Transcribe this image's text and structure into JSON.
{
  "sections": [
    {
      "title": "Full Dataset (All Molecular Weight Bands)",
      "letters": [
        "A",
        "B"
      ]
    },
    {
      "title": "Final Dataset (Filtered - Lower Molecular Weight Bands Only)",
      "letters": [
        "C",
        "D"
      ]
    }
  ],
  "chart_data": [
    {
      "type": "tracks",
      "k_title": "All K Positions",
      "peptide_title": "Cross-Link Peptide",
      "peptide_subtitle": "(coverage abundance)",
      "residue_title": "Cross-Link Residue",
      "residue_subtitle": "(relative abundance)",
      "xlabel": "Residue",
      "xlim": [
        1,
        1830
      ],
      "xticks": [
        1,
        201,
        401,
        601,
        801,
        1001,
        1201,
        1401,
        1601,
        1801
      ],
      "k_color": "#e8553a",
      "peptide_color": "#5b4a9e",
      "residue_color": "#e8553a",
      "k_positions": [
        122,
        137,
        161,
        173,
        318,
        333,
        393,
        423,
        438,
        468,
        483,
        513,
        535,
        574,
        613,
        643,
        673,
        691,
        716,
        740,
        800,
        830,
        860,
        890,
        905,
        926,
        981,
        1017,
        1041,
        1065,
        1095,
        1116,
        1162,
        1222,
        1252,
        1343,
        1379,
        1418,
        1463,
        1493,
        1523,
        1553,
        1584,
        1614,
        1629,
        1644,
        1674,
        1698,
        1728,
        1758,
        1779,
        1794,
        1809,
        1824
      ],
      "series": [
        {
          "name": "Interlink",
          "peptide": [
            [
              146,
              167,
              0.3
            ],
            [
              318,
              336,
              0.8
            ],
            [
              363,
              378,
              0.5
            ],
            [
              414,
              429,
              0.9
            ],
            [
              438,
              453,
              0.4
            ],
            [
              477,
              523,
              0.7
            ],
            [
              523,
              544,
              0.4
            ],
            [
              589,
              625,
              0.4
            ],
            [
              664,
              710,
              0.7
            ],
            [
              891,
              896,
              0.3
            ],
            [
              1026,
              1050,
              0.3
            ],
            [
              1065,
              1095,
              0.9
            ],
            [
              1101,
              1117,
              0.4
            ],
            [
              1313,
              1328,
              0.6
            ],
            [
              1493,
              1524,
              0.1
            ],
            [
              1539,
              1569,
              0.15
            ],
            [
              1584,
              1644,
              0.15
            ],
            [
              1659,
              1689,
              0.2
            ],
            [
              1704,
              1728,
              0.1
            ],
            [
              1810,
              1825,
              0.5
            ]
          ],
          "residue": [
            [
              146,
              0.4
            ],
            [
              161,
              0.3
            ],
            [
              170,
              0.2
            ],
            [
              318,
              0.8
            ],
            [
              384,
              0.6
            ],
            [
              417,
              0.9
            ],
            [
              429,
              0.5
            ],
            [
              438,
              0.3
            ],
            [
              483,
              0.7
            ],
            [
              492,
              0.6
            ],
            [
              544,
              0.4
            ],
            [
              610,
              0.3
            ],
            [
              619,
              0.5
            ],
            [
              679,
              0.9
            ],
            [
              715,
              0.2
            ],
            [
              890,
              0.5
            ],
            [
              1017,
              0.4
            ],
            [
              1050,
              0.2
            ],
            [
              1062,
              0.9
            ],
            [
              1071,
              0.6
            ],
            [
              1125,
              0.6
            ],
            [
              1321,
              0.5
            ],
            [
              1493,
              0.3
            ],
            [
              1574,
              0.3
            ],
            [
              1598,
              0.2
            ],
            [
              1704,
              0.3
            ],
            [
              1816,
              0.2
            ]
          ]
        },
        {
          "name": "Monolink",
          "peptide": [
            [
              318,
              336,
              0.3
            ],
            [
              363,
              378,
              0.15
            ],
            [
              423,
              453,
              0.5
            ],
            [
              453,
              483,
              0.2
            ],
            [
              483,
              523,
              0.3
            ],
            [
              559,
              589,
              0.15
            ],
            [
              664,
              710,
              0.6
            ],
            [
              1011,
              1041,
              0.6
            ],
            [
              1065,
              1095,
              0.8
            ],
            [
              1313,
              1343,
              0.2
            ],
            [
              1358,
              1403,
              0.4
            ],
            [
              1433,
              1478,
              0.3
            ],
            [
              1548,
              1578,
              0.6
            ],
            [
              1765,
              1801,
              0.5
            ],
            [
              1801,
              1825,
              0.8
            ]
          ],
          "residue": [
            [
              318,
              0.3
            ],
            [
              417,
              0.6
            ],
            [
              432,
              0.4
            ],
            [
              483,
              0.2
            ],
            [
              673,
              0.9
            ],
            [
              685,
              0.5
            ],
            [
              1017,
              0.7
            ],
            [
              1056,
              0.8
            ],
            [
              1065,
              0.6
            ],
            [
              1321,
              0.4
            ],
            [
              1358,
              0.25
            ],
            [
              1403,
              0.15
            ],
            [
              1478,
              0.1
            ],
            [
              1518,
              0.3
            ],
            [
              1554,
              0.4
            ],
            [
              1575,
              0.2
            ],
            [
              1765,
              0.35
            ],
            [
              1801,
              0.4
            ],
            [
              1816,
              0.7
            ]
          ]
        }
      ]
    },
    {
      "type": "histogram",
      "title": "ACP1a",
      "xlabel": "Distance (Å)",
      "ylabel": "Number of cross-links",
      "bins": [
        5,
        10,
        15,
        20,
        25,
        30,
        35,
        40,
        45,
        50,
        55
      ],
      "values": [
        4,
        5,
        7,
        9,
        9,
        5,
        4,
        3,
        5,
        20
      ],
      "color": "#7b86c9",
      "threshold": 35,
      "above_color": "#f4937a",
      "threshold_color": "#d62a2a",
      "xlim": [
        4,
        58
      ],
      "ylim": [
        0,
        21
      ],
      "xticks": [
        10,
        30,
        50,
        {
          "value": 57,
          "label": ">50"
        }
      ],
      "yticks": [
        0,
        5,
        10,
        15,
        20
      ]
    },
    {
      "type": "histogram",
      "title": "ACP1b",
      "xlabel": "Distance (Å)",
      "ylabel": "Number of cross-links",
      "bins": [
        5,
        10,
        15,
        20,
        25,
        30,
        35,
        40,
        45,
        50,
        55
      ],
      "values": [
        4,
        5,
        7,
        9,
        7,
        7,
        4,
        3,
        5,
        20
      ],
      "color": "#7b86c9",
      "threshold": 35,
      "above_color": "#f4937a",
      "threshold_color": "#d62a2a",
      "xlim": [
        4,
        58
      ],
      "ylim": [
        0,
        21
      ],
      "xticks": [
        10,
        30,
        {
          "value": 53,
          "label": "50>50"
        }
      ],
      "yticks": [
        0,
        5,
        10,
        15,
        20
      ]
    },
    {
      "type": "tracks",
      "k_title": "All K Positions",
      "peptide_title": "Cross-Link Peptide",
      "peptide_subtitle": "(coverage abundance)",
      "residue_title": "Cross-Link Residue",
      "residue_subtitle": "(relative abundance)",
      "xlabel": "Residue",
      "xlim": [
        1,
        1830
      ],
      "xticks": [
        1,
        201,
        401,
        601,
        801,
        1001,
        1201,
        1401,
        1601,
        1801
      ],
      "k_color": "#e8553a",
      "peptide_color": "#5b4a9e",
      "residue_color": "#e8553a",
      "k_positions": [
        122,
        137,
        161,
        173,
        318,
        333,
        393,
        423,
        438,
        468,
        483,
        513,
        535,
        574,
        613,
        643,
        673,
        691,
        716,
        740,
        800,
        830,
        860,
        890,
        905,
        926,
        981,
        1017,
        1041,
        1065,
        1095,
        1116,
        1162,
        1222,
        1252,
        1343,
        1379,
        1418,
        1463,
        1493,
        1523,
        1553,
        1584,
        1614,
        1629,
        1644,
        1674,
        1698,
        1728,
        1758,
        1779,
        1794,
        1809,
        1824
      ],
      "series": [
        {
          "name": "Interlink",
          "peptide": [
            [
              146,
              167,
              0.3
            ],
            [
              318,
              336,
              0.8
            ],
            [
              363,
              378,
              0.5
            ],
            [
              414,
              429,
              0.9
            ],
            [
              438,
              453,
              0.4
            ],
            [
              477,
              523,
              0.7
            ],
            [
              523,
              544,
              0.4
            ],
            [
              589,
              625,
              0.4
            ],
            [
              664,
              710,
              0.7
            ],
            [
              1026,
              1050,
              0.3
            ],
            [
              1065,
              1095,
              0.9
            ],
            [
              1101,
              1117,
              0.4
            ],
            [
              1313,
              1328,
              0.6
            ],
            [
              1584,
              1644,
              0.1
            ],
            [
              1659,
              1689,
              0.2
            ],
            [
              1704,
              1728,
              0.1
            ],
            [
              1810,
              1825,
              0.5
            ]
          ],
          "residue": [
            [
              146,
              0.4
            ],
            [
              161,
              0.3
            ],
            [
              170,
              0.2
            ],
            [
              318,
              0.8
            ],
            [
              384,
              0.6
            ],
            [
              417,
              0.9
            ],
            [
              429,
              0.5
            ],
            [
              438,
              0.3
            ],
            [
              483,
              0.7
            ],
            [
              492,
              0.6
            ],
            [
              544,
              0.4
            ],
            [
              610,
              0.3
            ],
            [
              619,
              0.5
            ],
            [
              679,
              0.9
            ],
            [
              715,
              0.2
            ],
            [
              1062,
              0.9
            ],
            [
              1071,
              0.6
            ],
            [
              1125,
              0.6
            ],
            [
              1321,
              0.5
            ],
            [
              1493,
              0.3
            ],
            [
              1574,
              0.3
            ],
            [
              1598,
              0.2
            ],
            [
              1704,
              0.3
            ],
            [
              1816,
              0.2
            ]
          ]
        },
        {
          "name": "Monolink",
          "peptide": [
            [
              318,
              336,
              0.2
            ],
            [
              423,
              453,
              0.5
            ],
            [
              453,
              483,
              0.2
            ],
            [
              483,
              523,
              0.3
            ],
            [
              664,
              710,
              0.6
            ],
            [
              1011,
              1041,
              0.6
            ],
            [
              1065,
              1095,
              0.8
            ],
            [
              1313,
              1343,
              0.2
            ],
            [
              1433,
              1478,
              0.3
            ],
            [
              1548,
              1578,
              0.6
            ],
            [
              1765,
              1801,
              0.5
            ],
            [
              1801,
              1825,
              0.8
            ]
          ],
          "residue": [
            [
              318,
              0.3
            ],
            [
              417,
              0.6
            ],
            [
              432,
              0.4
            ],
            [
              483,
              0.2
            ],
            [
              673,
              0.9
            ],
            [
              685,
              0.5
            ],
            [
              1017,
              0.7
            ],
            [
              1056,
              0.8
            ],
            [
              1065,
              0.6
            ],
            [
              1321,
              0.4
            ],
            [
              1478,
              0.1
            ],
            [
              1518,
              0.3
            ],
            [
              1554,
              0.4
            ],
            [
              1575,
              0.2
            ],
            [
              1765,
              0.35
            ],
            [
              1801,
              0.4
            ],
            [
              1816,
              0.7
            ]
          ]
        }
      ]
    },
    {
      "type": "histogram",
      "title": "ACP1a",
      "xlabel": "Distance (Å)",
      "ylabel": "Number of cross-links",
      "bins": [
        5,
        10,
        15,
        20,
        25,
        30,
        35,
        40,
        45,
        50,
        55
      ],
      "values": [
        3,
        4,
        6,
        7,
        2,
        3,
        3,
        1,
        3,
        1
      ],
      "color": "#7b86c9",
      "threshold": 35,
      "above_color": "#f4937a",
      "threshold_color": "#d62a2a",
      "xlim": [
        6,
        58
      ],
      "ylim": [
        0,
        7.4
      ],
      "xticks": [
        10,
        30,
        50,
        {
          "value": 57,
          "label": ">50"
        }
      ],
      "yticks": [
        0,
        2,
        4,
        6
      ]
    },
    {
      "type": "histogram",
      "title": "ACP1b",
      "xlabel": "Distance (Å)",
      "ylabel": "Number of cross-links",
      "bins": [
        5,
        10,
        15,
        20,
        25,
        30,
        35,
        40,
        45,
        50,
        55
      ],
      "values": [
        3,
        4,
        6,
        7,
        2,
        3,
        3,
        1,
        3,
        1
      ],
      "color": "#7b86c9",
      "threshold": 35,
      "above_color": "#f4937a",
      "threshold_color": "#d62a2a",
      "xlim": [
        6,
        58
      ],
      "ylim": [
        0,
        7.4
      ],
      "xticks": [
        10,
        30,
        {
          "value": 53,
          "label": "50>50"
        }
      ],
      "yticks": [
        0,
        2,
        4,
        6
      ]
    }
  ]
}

- - - - - - -

- _ACTIVITY_:
Only the number is wanted here. Please work out how many lines of the records contain "Dataset".

- _ANSWER SPACE_:
2